### MATERIAL SUPPLIED ###

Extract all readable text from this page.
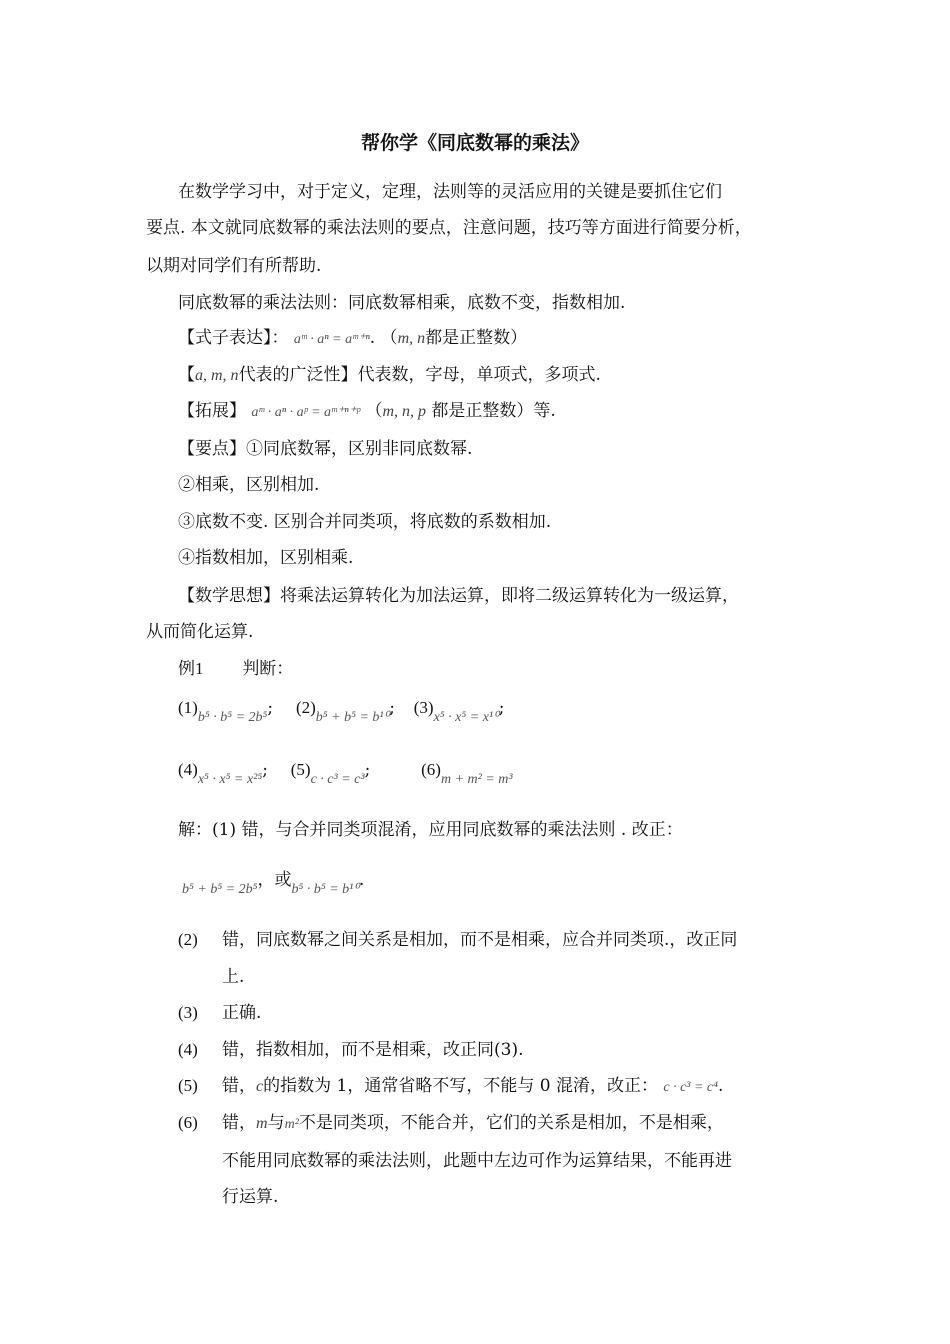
帮你学《同底数幂的乘法》
在数学学习中，对于定义，定理，法则等的灵活应用的关键是要抓住它们
要点. 本文就同底数幂的乘法法则的要点，注意问题，技巧等方面进行简要分析，
以期对同学们有所帮助.
同底数幂的乘法法则：同底数幂相乘，底数不变，指数相加.
【式子表达】： aᵐ · aⁿ = aᵐ⁺ⁿ. （m, n都是正整数）
【a, m, n代表的广泛性】代表数，字母，单项式，多项式.
【拓展】 aᵐ · aⁿ · aᵖ = aᵐ⁺ⁿ⁺ᵖ （m, n, p 都是正整数）等.
【要点】①同底数幂，区别非同底数幂.
②相乘，区别相加.
③底数不变. 区别合并同类项，将底数的系数相加.
④指数相加，区别相乘.
【数学思想】将乘法运算转化为加法运算，即将二级运算转化为一级运算，
从而简化运算.
例1 判断：
$(1)_{b^5 \cdot b^5 = 2b^5}$; $(2)_{b^5 + b^5 = b^{10}}$; $(3)_{x^5 \cdot x^5 = x^{10}}$;
$(4)_{x^5 \cdot x^5 = x^{25}}$; $(5)_{c \cdot c^3 = c^3}$;	$(6)_{m + m^2 = m^3}$
解：(1) 错，与合并同类项混淆，应用同底数幂的乘法法则 . 改正：
$_{b^5 + b^5 = 2b^5}$，或$_{b^5 \cdot b^5 = b^{10}}$.
(2) 错，同底数幂之间关系是相加，而不是相乘，应合并同类项.，改正同
上.
(3) 正确.
(4) 错，指数相加，而不是相乘，改正同(3).
(5) 错，c的指数为 1，通常省略不写，不能与 0 混淆，改正： c · c³ = c⁴.
(6) 错，m与m²不是同类项，不能合并，它们的关系是相加，不是相乘，
不能用同底数幂的乘法法则，此题中左边可作为运算结果，不能再进
行运算.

###

- [WHAT YOU WILL DO]:
Make an exact reproduction of the listing above, without any pictures.

- [SOLUTION]:
Extract all readable text from this page.
帮你学《同底数幂的乘法》
在数学学习中，对于定义，定理，法则等的灵活应用的关键是要抓住它们
要点. 本文就同底数幂的乘法法则的要点，注意问题，技巧等方面进行简要分析，
以期对同学们有所帮助.
同底数幂的乘法法则：同底数幂相乘，底数不变，指数相加.
【式子表达】： aᵐ · aⁿ = aᵐ⁺ⁿ. （m, n都是正整数）
【a, m, n代表的广泛性】代表数，字母，单项式，多项式.
【拓展】 aᵐ · aⁿ · aᵖ = aᵐ⁺ⁿ⁺ᵖ （m, n, p 都是正整数）等.
【要点】①同底数幂，区别非同底数幂.
②相乘，区别相加.
③底数不变. 区别合并同类项，将底数的系数相加.
④指数相加，区别相乘.
【数学思想】将乘法运算转化为加法运算，即将二级运算转化为一级运算，
从而简化运算.
例1 判断：
$(1)_{b^5 \cdot b^5 = 2b^5}$; $(2)_{b^5 + b^5 = b^{10}}$; $(3)_{x^5 \cdot x^5 = x^{10}}$;
$(4)_{x^5 \cdot x^5 = x^{25}}$; $(5)_{c \cdot c^3 = c^3}$;	$(6)_{m + m^2 = m^3}$
解：(1) 错，与合并同类项混淆，应用同底数幂的乘法法则 . 改正：
$_{b^5 + b^5 = 2b^5}$，或$_{b^5 \cdot b^5 = b^{10}}$.
(2) 错，同底数幂之间关系是相加，而不是相乘，应合并同类项.，改正同
上.
(3) 正确.
(4) 错，指数相加，而不是相乘，改正同(3).
(5) 错，c的指数为 1，通常省略不写，不能与 0 混淆，改正： c · c³ = c⁴.
(6) 错，m与m²不是同类项，不能合并，它们的关系是相加，不是相乘，
不能用同底数幂的乘法法则，此题中左边可作为运算结果，不能再进
行运算.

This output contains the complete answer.